Reproduce the entire listing word for word.

(Saved data entries)
::::::
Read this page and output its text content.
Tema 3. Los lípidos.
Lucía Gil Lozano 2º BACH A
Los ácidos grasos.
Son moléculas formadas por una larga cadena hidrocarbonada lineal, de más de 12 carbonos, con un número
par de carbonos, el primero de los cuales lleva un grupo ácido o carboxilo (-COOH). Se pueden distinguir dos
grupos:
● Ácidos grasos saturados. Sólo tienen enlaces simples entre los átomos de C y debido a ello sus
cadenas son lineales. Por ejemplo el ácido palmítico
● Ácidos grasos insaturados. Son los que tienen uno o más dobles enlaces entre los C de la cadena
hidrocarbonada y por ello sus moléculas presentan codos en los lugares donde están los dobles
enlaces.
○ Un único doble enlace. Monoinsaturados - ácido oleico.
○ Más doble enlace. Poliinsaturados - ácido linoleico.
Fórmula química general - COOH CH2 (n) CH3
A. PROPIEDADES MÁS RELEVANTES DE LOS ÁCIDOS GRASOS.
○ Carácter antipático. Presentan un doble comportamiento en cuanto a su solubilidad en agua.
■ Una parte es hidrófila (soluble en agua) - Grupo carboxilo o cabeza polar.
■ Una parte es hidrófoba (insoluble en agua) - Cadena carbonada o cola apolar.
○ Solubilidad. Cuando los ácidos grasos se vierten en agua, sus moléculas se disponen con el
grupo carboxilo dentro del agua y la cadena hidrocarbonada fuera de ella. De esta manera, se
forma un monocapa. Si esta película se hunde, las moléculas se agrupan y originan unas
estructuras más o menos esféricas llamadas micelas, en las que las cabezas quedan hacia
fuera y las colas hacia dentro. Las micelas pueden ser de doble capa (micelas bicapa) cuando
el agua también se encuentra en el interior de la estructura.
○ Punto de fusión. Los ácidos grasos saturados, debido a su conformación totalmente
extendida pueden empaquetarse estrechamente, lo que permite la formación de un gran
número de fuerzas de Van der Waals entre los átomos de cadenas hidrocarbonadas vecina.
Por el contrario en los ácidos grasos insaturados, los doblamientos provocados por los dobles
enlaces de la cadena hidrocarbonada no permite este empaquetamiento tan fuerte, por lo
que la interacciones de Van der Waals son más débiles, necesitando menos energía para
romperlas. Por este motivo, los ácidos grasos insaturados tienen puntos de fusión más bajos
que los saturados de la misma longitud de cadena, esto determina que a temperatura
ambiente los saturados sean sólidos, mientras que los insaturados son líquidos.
::::::
== RESPONSE BELOW ==
Read this page and output its text content.
Tema 3. Los lípidos.
Lucía Gil Lozano 2º BACH A
Los ácidos grasos.
Son moléculas formadas por una larga cadena hidrocarbonada lineal, de más de 12 carbonos, con un número
par de carbonos, el primero de los cuales lleva un grupo ácido o carboxilo (-COOH). Se pueden distinguir dos
grupos:
● Ácidos grasos saturados. Sólo tienen enlaces simples entre los átomos de C y debido a ello sus
cadenas son lineales. Por ejemplo el ácido palmítico
● Ácidos grasos insaturados. Son los que tienen uno o más dobles enlaces entre los C de la cadena
hidrocarbonada y por ello sus moléculas presentan codos en los lugares donde están los dobles
enlaces.
○ Un único doble enlace. Monoinsaturados - ácido oleico.
○ Más doble enlace. Poliinsaturados - ácido linoleico.
Fórmula química general - COOH CH2 (n) CH3
A. PROPIEDADES MÁS RELEVANTES DE LOS ÁCIDOS GRASOS.
○ Carácter antipático. Presentan un doble comportamiento en cuanto a su solubilidad en agua.
■ Una parte es hidrófila (soluble en agua) - Grupo carboxilo o cabeza polar.
■ Una parte es hidrófoba (insoluble en agua) - Cadena carbonada o cola apolar.
○ Solubilidad. Cuando los ácidos grasos se vierten en agua, sus moléculas se disponen con el
grupo carboxilo dentro del agua y la cadena hidrocarbonada fuera de ella. De esta manera, se
forma un monocapa. Si esta película se hunde, las moléculas se agrupan y originan unas
estructuras más o menos esféricas llamadas micelas, en las que las cabezas quedan hacia
fuera y las colas hacia dentro. Las micelas pueden ser de doble capa (micelas bicapa) cuando
el agua también se encuentra en el interior de la estructura.
○ Punto de fusión. Los ácidos grasos saturados, debido a su conformación totalmente
extendida pueden empaquetarse estrechamente, lo que permite la formación de un gran
número de fuerzas de Van der Waals entre los átomos de cadenas hidrocarbonadas vecina.
Por el contrario en los ácidos grasos insaturados, los doblamientos provocados por los dobles
enlaces de la cadena hidrocarbonada no permite este empaquetamiento tan fuerte, por lo
que la interacciones de Van der Waals son más débiles, necesitando menos energía para
romperlas. Por este motivo, los ácidos grasos insaturados tienen puntos de fusión más bajos
que los saturados de la misma longitud de cadena, esto determina que a temperatura
ambiente los saturados sean sólidos, mientras que los insaturados son líquidos.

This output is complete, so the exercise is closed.